Collected data entries →
▽
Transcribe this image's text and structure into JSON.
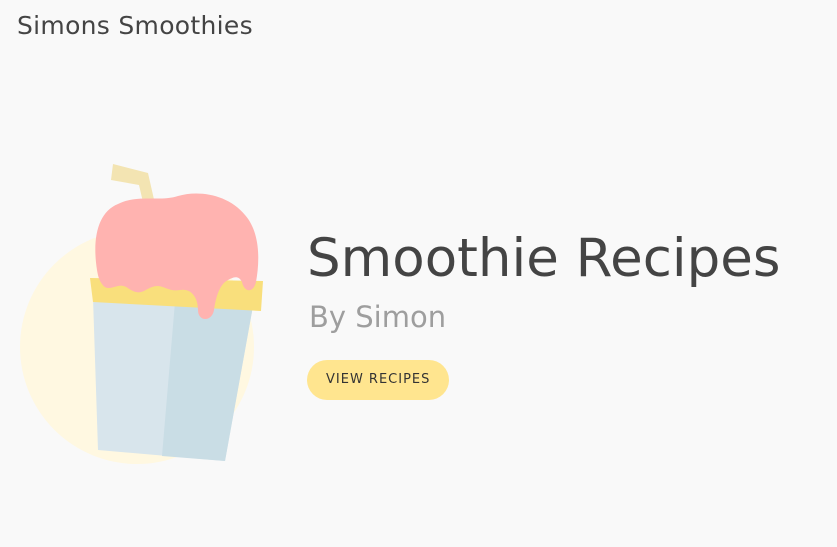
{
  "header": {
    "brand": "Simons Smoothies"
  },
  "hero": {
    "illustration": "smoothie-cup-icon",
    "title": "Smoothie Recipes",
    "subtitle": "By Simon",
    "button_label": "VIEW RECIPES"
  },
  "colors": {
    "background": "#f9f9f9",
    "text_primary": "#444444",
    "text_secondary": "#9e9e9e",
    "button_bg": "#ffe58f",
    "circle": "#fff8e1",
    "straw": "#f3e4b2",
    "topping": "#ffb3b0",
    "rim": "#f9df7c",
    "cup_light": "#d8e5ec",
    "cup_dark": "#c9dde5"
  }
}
△
TASK PROMPT → Pictures are excluded; output everything else in the data verbatim.

TASK ANSWER →
Transcribe this image's text and structure into JSON.
{
  "header": {
    "brand": "Simons Smoothies"
  },
  "hero": {
    "illustration": "smoothie-cup-icon",
    "title": "Smoothie Recipes",
    "subtitle": "By Simon",
    "button_label": "VIEW RECIPES"
  },
  "colors": {
    "background": "#f9f9f9",
    "text_primary": "#444444",
    "text_secondary": "#9e9e9e",
    "button_bg": "#ffe58f",
    "circle": "#fff8e1",
    "straw": "#f3e4b2",
    "topping": "#ffb3b0",
    "rim": "#f9df7c",
    "cup_light": "#d8e5ec",
    "cup_dark": "#c9dde5"
  }
}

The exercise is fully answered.